◆ Problem description: Collect each line of the entries that holds the string "KHAS".

— begin Excerpted records —

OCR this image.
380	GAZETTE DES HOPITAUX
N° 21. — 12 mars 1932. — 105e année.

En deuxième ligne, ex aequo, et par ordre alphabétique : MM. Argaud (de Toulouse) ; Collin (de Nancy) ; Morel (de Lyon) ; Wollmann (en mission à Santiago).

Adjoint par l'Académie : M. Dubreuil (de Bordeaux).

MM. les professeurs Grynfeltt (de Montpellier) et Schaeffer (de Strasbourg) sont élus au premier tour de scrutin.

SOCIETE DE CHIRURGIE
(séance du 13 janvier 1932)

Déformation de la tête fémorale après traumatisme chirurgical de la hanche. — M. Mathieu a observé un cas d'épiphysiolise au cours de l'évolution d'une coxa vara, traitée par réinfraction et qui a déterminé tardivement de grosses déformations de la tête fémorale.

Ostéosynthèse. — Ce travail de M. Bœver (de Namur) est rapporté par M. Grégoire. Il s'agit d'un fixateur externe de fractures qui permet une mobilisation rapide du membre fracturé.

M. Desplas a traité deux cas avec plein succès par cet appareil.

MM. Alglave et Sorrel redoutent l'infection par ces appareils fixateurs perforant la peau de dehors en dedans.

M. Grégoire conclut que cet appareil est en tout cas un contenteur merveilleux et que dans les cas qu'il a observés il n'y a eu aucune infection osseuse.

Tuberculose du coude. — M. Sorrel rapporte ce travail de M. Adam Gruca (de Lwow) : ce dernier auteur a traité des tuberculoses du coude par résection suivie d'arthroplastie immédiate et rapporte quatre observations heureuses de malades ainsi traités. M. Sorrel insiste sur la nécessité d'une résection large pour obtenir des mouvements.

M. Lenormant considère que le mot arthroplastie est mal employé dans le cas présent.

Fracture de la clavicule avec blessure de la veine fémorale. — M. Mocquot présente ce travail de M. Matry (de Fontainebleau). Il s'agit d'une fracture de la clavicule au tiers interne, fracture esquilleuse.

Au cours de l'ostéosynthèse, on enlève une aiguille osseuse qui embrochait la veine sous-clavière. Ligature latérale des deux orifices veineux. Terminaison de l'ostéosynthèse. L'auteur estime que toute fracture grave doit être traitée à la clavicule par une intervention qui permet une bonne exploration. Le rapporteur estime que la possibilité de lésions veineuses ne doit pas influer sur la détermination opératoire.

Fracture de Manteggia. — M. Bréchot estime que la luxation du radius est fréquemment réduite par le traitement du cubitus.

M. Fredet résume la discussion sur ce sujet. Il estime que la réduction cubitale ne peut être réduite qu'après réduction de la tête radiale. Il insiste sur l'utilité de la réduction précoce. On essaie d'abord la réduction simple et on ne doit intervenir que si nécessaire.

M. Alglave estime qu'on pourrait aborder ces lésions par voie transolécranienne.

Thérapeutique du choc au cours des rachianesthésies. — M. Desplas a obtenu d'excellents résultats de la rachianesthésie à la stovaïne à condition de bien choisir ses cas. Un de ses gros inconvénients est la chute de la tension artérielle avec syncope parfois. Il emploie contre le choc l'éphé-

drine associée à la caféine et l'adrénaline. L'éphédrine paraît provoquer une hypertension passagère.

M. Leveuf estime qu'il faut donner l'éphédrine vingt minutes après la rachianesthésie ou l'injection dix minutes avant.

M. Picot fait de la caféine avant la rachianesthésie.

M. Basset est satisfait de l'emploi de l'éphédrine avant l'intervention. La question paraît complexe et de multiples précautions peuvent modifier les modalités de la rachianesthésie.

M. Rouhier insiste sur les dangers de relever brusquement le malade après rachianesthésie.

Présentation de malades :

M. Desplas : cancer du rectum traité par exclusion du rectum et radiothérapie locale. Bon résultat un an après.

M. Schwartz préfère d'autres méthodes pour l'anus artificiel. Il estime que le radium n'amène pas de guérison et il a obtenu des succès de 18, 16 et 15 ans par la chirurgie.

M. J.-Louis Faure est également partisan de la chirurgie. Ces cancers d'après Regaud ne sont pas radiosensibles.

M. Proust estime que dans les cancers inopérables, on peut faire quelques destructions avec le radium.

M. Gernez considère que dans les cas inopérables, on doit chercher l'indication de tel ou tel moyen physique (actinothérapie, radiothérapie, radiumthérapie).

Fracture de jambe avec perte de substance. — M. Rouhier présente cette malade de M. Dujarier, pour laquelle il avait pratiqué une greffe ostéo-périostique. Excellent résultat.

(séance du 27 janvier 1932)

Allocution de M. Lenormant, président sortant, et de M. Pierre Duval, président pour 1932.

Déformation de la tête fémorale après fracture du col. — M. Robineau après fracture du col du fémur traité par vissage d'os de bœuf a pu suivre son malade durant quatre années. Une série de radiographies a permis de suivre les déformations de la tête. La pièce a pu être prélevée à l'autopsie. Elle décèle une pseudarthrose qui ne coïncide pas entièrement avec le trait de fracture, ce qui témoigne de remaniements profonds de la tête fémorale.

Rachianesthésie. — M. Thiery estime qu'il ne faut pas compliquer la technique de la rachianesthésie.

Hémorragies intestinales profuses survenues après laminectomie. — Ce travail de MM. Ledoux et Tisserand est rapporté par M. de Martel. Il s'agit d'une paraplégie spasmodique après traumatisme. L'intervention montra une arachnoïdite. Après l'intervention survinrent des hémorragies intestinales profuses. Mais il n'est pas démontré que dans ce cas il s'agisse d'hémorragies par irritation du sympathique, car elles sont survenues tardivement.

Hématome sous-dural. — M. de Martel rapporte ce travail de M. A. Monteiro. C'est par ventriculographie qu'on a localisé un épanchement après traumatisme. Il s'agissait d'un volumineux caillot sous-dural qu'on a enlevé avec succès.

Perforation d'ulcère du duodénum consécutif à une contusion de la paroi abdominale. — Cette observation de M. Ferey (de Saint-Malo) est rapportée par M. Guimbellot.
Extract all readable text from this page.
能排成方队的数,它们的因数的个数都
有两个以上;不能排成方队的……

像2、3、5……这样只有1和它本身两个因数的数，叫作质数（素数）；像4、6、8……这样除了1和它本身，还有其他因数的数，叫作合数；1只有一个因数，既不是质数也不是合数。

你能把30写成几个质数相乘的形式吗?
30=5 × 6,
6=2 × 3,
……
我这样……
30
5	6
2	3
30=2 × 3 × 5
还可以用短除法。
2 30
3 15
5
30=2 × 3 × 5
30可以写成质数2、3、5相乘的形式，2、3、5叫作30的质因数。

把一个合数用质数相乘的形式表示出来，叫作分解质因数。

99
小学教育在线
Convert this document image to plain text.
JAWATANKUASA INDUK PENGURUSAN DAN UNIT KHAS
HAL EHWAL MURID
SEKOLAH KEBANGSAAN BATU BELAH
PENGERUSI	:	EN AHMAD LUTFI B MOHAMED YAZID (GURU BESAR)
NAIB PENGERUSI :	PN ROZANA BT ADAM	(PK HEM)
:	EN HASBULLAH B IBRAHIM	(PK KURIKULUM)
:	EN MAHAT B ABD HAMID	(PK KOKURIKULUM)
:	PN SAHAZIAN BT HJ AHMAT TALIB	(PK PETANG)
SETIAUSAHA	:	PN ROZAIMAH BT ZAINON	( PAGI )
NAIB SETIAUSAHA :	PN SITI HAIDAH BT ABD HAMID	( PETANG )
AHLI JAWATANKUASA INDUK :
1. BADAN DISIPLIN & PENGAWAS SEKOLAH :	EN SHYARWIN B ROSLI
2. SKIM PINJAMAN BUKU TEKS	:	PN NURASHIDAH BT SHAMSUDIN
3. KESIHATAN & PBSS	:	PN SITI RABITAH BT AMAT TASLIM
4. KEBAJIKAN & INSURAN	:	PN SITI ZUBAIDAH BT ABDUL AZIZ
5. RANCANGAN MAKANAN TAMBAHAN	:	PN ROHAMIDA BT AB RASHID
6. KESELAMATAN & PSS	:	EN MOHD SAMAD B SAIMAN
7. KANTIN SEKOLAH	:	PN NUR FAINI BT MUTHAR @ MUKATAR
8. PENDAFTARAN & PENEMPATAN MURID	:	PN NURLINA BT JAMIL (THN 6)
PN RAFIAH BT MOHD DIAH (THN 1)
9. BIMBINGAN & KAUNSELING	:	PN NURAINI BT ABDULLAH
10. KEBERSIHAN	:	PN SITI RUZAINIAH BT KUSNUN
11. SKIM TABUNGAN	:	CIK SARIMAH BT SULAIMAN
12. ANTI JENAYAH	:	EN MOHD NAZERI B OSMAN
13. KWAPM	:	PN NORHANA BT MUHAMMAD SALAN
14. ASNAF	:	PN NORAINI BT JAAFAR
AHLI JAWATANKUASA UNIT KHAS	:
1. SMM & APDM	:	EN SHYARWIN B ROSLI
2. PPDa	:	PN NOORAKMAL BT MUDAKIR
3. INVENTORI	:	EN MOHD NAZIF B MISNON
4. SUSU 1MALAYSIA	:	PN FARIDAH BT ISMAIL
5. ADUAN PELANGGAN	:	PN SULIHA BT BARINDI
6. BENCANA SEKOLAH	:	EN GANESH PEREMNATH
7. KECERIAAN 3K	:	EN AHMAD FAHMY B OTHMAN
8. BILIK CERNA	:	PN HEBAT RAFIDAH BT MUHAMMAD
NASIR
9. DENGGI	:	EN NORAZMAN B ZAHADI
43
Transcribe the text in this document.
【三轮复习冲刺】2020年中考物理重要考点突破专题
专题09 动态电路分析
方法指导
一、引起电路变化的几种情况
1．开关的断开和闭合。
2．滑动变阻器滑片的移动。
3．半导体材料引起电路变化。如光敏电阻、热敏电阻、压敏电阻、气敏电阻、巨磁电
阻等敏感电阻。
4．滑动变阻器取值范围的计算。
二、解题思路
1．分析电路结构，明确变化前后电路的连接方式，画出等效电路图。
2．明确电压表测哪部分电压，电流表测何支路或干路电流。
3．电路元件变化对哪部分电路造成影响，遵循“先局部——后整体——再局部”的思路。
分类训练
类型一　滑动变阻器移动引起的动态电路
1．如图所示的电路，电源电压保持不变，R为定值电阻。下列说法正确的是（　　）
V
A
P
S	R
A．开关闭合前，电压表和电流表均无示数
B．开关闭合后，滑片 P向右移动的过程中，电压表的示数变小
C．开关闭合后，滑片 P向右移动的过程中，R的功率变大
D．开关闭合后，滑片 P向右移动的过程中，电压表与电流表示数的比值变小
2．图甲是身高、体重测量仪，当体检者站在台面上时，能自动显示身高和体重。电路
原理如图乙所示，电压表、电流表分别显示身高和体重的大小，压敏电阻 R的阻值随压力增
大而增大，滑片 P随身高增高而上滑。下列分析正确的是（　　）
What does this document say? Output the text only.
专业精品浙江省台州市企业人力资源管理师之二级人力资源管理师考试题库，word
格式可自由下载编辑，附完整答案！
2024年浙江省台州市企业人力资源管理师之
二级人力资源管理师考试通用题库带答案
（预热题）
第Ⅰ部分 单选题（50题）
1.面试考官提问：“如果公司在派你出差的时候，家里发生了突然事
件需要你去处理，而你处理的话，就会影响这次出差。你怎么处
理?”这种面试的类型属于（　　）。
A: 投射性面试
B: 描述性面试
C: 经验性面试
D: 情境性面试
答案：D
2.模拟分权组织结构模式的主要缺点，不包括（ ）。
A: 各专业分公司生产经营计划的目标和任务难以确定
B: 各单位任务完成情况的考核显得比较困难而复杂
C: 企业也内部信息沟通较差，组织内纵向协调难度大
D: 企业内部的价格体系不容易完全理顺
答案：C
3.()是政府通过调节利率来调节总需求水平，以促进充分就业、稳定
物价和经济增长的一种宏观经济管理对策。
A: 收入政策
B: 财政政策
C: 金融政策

— end Excerpted records —

◆ Task output:
JAWATANKUASA INDUK PENGURUSAN DAN UNIT KHAS
AHLI JAWATANKUASA UNIT KHAS	:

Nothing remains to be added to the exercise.